Exercise
Locate the string "logo" in the listing below. Copy every line where it is found.

Task inputs
++++++

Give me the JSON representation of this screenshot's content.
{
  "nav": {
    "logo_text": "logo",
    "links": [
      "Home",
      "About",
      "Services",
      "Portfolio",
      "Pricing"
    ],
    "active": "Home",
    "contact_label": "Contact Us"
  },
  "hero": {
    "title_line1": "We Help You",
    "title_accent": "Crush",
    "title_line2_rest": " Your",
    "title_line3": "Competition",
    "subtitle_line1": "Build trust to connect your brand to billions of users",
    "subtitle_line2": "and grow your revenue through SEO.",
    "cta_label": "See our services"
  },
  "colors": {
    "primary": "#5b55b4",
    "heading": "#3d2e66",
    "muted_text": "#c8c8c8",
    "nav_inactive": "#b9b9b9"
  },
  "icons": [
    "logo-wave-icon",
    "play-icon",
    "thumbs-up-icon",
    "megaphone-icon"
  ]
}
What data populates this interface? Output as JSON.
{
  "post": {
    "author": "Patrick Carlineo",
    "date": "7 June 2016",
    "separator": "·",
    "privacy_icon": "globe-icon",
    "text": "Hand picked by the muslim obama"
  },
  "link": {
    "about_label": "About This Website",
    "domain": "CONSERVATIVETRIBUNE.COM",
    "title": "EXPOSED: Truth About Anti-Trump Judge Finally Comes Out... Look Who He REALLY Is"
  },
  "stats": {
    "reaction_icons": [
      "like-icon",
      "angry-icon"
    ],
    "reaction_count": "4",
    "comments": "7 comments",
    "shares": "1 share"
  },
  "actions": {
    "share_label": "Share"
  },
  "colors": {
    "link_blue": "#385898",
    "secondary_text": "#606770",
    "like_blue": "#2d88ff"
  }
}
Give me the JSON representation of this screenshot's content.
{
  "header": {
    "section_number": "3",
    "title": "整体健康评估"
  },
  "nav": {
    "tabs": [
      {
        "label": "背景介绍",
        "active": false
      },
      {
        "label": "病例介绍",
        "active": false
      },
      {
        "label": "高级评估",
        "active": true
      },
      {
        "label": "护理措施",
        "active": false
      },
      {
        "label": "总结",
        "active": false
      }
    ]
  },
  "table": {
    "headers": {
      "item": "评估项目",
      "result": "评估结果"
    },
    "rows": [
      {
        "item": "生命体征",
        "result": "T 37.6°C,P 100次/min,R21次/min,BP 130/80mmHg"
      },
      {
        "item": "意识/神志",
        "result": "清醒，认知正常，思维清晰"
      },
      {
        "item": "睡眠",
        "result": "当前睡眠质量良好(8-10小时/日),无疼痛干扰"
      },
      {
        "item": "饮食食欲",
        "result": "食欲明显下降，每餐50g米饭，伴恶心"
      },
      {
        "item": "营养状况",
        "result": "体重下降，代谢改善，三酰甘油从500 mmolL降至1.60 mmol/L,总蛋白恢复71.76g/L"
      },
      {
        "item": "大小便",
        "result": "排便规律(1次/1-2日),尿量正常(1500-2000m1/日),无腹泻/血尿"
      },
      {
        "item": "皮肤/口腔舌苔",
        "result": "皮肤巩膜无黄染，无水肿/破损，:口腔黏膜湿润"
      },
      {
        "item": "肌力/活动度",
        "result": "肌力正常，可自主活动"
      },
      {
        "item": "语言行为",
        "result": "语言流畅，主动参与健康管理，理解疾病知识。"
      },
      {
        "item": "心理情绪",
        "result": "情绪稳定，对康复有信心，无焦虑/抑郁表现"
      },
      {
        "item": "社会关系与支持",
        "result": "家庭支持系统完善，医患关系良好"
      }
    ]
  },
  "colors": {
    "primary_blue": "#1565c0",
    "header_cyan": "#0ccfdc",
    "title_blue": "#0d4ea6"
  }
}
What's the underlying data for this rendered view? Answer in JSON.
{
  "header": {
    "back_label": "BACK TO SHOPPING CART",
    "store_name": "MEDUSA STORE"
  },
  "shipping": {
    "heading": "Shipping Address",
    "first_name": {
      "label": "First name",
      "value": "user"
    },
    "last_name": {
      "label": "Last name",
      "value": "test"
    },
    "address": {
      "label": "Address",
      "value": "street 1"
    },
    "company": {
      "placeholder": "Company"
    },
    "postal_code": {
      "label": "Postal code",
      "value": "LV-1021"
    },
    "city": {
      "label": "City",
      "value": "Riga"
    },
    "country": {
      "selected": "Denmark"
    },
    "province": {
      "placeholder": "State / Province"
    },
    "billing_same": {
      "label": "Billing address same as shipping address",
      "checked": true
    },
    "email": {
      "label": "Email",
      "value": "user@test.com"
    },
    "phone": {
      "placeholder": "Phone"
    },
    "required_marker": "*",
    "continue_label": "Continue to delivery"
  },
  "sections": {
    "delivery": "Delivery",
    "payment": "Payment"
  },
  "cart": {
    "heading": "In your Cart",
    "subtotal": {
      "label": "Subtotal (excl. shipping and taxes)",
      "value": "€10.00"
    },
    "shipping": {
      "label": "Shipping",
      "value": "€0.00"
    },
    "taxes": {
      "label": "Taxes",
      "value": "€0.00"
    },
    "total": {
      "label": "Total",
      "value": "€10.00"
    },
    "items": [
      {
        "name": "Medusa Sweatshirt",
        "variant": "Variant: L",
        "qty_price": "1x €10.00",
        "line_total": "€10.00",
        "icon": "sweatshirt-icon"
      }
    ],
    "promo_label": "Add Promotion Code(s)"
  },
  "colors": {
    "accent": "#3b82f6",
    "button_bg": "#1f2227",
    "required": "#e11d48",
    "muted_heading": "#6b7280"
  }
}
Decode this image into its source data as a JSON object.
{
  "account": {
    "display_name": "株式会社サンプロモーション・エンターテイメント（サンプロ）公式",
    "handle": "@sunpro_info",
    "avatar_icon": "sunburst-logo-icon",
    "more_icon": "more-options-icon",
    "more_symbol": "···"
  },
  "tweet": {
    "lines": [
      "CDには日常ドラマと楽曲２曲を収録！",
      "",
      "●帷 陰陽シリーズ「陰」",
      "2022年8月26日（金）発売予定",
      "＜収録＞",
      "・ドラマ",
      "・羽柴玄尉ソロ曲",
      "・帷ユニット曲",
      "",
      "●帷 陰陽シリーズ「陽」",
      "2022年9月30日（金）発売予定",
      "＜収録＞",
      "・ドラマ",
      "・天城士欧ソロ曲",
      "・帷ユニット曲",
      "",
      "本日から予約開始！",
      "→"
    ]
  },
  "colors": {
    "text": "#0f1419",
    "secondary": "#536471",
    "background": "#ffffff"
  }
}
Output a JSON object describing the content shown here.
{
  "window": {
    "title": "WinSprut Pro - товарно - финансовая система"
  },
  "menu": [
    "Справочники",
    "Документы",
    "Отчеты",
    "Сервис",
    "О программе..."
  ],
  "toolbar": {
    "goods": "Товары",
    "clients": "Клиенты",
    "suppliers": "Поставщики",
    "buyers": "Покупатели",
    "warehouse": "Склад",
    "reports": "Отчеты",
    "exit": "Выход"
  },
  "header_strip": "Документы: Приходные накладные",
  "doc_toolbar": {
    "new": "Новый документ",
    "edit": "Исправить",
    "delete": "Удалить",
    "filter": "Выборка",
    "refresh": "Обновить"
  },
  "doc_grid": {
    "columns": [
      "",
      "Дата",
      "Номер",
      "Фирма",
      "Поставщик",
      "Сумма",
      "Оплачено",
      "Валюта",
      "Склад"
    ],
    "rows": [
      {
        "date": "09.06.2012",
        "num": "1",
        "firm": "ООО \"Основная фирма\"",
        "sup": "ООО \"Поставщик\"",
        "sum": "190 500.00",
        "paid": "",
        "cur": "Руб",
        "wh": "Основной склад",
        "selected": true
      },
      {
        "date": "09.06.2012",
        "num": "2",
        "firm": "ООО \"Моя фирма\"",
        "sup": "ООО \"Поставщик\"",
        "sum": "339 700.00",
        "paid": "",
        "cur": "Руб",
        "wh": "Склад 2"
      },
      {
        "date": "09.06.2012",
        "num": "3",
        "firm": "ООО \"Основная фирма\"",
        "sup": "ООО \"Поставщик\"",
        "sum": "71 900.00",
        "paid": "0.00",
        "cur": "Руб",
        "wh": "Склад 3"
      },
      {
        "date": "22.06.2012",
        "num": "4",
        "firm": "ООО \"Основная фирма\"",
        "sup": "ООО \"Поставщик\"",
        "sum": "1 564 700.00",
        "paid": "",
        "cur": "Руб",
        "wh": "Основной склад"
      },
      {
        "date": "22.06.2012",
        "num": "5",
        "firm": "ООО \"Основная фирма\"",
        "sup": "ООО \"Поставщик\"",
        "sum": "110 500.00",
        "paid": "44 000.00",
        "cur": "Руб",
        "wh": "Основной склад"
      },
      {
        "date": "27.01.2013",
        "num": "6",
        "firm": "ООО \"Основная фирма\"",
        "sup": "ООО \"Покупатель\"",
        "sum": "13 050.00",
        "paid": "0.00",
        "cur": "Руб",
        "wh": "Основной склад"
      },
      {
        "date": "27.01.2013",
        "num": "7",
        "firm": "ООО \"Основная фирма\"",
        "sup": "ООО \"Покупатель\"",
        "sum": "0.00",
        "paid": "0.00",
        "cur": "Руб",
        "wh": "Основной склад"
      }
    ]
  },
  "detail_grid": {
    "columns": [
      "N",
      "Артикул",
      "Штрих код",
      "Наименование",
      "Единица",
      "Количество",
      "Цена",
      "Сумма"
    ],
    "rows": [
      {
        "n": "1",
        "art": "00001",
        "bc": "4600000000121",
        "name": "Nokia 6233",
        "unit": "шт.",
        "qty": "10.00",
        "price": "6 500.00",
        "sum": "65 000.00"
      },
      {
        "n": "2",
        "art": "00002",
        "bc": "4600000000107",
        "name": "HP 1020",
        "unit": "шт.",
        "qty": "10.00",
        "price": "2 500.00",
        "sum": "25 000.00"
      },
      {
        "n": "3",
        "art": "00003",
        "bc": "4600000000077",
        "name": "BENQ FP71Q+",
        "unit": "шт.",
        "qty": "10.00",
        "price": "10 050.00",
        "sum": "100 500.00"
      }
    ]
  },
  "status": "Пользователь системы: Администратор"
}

++++++

Answer to the exercise
    "logo_text": "logo",
    "logo-wave-icon",
    "avatar_icon": "sunburst-logo-icon",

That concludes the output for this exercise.